Under GENERIC kernel the libiconv was not compiled in and I tested how modules worked. Thus,
1) It was enough to run the mount_smbfs(8) to could be able to see (with kldstat(8)) that the libiconv.ko was loaded.
2) You could free load or unload libiconv.ko manualy (with kldload(8)), and mount_smbfs(8) did not 'protest' .

Earlier, my system was 64 bit FreeBSD and, finaly I decided to install 32 bit because I it seamed to be some problems with libiconv.ko. I noticed that running mount_smbfs(8) did not caused to load libiconv.ko. What was more when I tried to load it manualy the error arised saying something like "uncorrect library format ... ", so I decided to give up with 64 bit and I installed 32 bit.  

K.


----------



## T-Daemon (Nov 13, 2012)

WRITTEN EXERCISE A:
Answer these questions from the libiconv post:
(i) Which command showed that libiconv.ko was loaded under the GENERIC kernel?
(ii) What did the error say when libiconv.ko was loaded manually on the 64 bit system?
(iii) Which FreeBSD version did the poster install after giving up on 64 bit?
WRITTEN EXERCISE B: Rewrite the part of the libiconv post that opens with "Earlier, my system" and closes with "(Nov 13, 2012)", swapping "64 bit" for "amd64" each time it occurs.

GIVEN INFORMATION:
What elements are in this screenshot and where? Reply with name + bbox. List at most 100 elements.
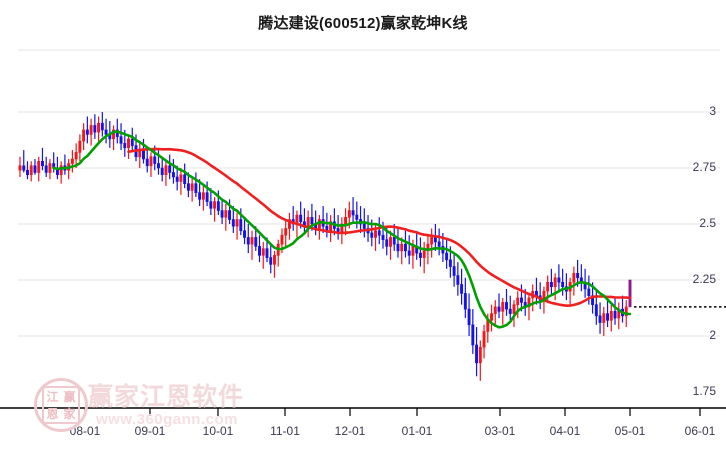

SOLUTION A:
(i) kldstat(8)
(ii) Something like "uncorrect library format ... "
(iii) 32 bit FreeBSD

SOLUTION B:
Earlier, my system was amd64 FreeBSD and, finaly I decided to install 32 bit because I it seamed to be some problems with libiconv.ko. I noticed that running mount_smbfs(8) did not caused to load libiconv.ko. What was more when I tried to load it manualy the error arised saying something like "uncorrect library format ... ", so I decided to give up with amd64 and I installed 32 bit.  

K.


----------



## T-Daemon (Nov 13, 2012)